WHAT IS EXPECTED: Output the material exactly, but drop every image it holds.

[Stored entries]
>>>

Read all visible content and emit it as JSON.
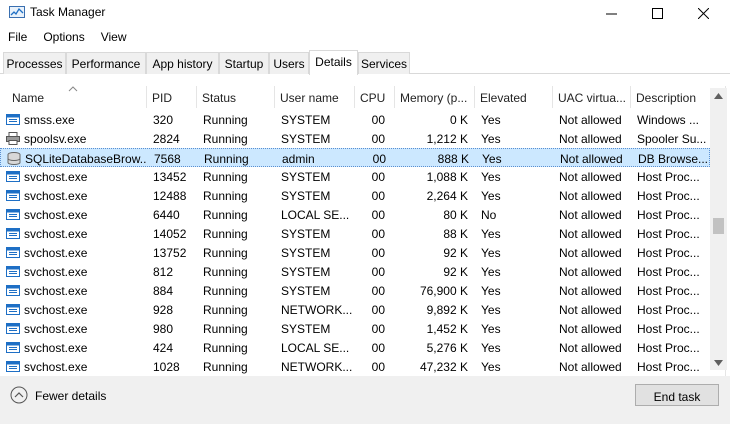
{
  "window": {
    "title": "Task Manager"
  },
  "menu": [
    "File",
    "Options",
    "View"
  ],
  "tabs": [
    "Processes",
    "Performance",
    "App history",
    "Startup",
    "Users",
    "Details",
    "Services"
  ],
  "active_tab": "Details",
  "columns": [
    "Name",
    "PID",
    "Status",
    "User name",
    "CPU",
    "Memory (p...",
    "Elevated",
    "UAC virtua...",
    "Description"
  ],
  "rows": [
    {
      "name": "smss.exe",
      "pid": "320",
      "status": "Running",
      "user": "SYSTEM",
      "cpu": "00",
      "memory": "0 K",
      "elevated": "Yes",
      "uac": "Not allowed",
      "desc": "Windows ...",
      "icon": "window-icon",
      "selected": false
    },
    {
      "name": "spoolsv.exe",
      "pid": "2824",
      "status": "Running",
      "user": "SYSTEM",
      "cpu": "00",
      "memory": "1,212 K",
      "elevated": "Yes",
      "uac": "Not allowed",
      "desc": "Spooler Su...",
      "icon": "printer-icon",
      "selected": false
    },
    {
      "name": "SQLiteDatabaseBrow...",
      "pid": "7568",
      "status": "Running",
      "user": "admin",
      "cpu": "00",
      "memory": "888 K",
      "elevated": "Yes",
      "uac": "Not allowed",
      "desc": "DB Browse...",
      "icon": "database-icon",
      "selected": true
    },
    {
      "name": "svchost.exe",
      "pid": "13452",
      "status": "Running",
      "user": "SYSTEM",
      "cpu": "00",
      "memory": "1,088 K",
      "elevated": "Yes",
      "uac": "Not allowed",
      "desc": "Host Proc...",
      "icon": "window-icon",
      "selected": false
    },
    {
      "name": "svchost.exe",
      "pid": "12488",
      "status": "Running",
      "user": "SYSTEM",
      "cpu": "00",
      "memory": "2,264 K",
      "elevated": "Yes",
      "uac": "Not allowed",
      "desc": "Host Proc...",
      "icon": "window-icon",
      "selected": false
    },
    {
      "name": "svchost.exe",
      "pid": "6440",
      "status": "Running",
      "user": "LOCAL SE...",
      "cpu": "00",
      "memory": "80 K",
      "elevated": "No",
      "uac": "Not allowed",
      "desc": "Host Proc...",
      "icon": "window-icon",
      "selected": false
    },
    {
      "name": "svchost.exe",
      "pid": "14052",
      "status": "Running",
      "user": "SYSTEM",
      "cpu": "00",
      "memory": "88 K",
      "elevated": "Yes",
      "uac": "Not allowed",
      "desc": "Host Proc...",
      "icon": "window-icon",
      "selected": false
    },
    {
      "name": "svchost.exe",
      "pid": "13752",
      "status": "Running",
      "user": "SYSTEM",
      "cpu": "00",
      "memory": "92 K",
      "elevated": "Yes",
      "uac": "Not allowed",
      "desc": "Host Proc...",
      "icon": "window-icon",
      "selected": false
    },
    {
      "name": "svchost.exe",
      "pid": "812",
      "status": "Running",
      "user": "SYSTEM",
      "cpu": "00",
      "memory": "92 K",
      "elevated": "Yes",
      "uac": "Not allowed",
      "desc": "Host Proc...",
      "icon": "window-icon",
      "selected": false
    },
    {
      "name": "svchost.exe",
      "pid": "884",
      "status": "Running",
      "user": "SYSTEM",
      "cpu": "00",
      "memory": "76,900 K",
      "elevated": "Yes",
      "uac": "Not allowed",
      "desc": "Host Proc...",
      "icon": "window-icon",
      "selected": false
    },
    {
      "name": "svchost.exe",
      "pid": "928",
      "status": "Running",
      "user": "NETWORK...",
      "cpu": "00",
      "memory": "9,892 K",
      "elevated": "Yes",
      "uac": "Not allowed",
      "desc": "Host Proc...",
      "icon": "window-icon",
      "selected": false
    },
    {
      "name": "svchost.exe",
      "pid": "980",
      "status": "Running",
      "user": "SYSTEM",
      "cpu": "00",
      "memory": "1,452 K",
      "elevated": "Yes",
      "uac": "Not allowed",
      "desc": "Host Proc...",
      "icon": "window-icon",
      "selected": false
    },
    {
      "name": "svchost.exe",
      "pid": "424",
      "status": "Running",
      "user": "LOCAL SE...",
      "cpu": "00",
      "memory": "5,276 K",
      "elevated": "Yes",
      "uac": "Not allowed",
      "desc": "Host Proc...",
      "icon": "window-icon",
      "selected": false
    },
    {
      "name": "svchost.exe",
      "pid": "1028",
      "status": "Running",
      "user": "NETWORK...",
      "cpu": "00",
      "memory": "47,232 K",
      "elevated": "Yes",
      "uac": "Not allowed",
      "desc": "Host Proc...",
      "icon": "window-icon",
      "selected": false
    }
  ],
  "footer": {
    "fewer_details": "Fewer details",
    "end_task": "End task"
  },
  "colors": {
    "selection": "#cce8ff",
    "footer_bg": "#f0f0f0",
    "icon_blue": "#1e6fc5"
  }
}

<<<

SOLUTION TO THIS EXERCISE:
Read all visible content and emit it as JSON.
{
  "window": {
    "title": "Task Manager"
  },
  "menu": [
    "File",
    "Options",
    "View"
  ],
  "tabs": [
    "Processes",
    "Performance",
    "App history",
    "Startup",
    "Users",
    "Details",
    "Services"
  ],
  "active_tab": "Details",
  "columns": [
    "Name",
    "PID",
    "Status",
    "User name",
    "CPU",
    "Memory (p...",
    "Elevated",
    "UAC virtua...",
    "Description"
  ],
  "rows": [
    {
      "name": "smss.exe",
      "pid": "320",
      "status": "Running",
      "user": "SYSTEM",
      "cpu": "00",
      "memory": "0 K",
      "elevated": "Yes",
      "uac": "Not allowed",
      "desc": "Windows ...",
      "icon": "window-icon",
      "selected": false
    },
    {
      "name": "spoolsv.exe",
      "pid": "2824",
      "status": "Running",
      "user": "SYSTEM",
      "cpu": "00",
      "memory": "1,212 K",
      "elevated": "Yes",
      "uac": "Not allowed",
      "desc": "Spooler Su...",
      "icon": "printer-icon",
      "selected": false
    },
    {
      "name": "SQLiteDatabaseBrow...",
      "pid": "7568",
      "status": "Running",
      "user": "admin",
      "cpu": "00",
      "memory": "888 K",
      "elevated": "Yes",
      "uac": "Not allowed",
      "desc": "DB Browse...",
      "icon": "database-icon",
      "selected": true
    },
    {
      "name": "svchost.exe",
      "pid": "13452",
      "status": "Running",
      "user": "SYSTEM",
      "cpu": "00",
      "memory": "1,088 K",
      "elevated": "Yes",
      "uac": "Not allowed",
      "desc": "Host Proc...",
      "icon": "window-icon",
      "selected": false
    },
    {
      "name": "svchost.exe",
      "pid": "12488",
      "status": "Running",
      "user": "SYSTEM",
      "cpu": "00",
      "memory": "2,264 K",
      "elevated": "Yes",
      "uac": "Not allowed",
      "desc": "Host Proc...",
      "icon": "window-icon",
      "selected": false
    },
    {
      "name": "svchost.exe",
      "pid": "6440",
      "status": "Running",
      "user": "LOCAL SE...",
      "cpu": "00",
      "memory": "80 K",
      "elevated": "No",
      "uac": "Not allowed",
      "desc": "Host Proc...",
      "icon": "window-icon",
      "selected": false
    },
    {
      "name": "svchost.exe",
      "pid": "14052",
      "status": "Running",
      "user": "SYSTEM",
      "cpu": "00",
      "memory": "88 K",
      "elevated": "Yes",
      "uac": "Not allowed",
      "desc": "Host Proc...",
      "icon": "window-icon",
      "selected": false
    },
    {
      "name": "svchost.exe",
      "pid": "13752",
      "status": "Running",
      "user": "SYSTEM",
      "cpu": "00",
      "memory": "92 K",
      "elevated": "Yes",
      "uac": "Not allowed",
      "desc": "Host Proc...",
      "icon": "window-icon",
      "selected": false
    },
    {
      "name": "svchost.exe",
      "pid": "812",
      "status": "Running",
      "user": "SYSTEM",
      "cpu": "00",
      "memory": "92 K",
      "elevated": "Yes",
      "uac": "Not allowed",
      "desc": "Host Proc...",
      "icon": "window-icon",
      "selected": false
    },
    {
      "name": "svchost.exe",
      "pid": "884",
      "status": "Running",
      "user": "SYSTEM",
      "cpu": "00",
      "memory": "76,900 K",
      "elevated": "Yes",
      "uac": "Not allowed",
      "desc": "Host Proc...",
      "icon": "window-icon",
      "selected": false
    },
    {
      "name": "svchost.exe",
      "pid": "928",
      "status": "Running",
      "user": "NETWORK...",
      "cpu": "00",
      "memory": "9,892 K",
      "elevated": "Yes",
      "uac": "Not allowed",
      "desc": "Host Proc...",
      "icon": "window-icon",
      "selected": false
    },
    {
      "name": "svchost.exe",
      "pid": "980",
      "status": "Running",
      "user": "SYSTEM",
      "cpu": "00",
      "memory": "1,452 K",
      "elevated": "Yes",
      "uac": "Not allowed",
      "desc": "Host Proc...",
      "icon": "window-icon",
      "selected": false
    },
    {
      "name": "svchost.exe",
      "pid": "424",
      "status": "Running",
      "user": "LOCAL SE...",
      "cpu": "00",
      "memory": "5,276 K",
      "elevated": "Yes",
      "uac": "Not allowed",
      "desc": "Host Proc...",
      "icon": "window-icon",
      "selected": false
    },
    {
      "name": "svchost.exe",
      "pid": "1028",
      "status": "Running",
      "user": "NETWORK...",
      "cpu": "00",
      "memory": "47,232 K",
      "elevated": "Yes",
      "uac": "Not allowed",
      "desc": "Host Proc...",
      "icon": "window-icon",
      "selected": false
    }
  ],
  "footer": {
    "fewer_details": "Fewer details",
    "end_task": "End task"
  },
  "colors": {
    "selection": "#cce8ff",
    "footer_bg": "#f0f0f0",
    "icon_blue": "#1e6fc5"
  }
}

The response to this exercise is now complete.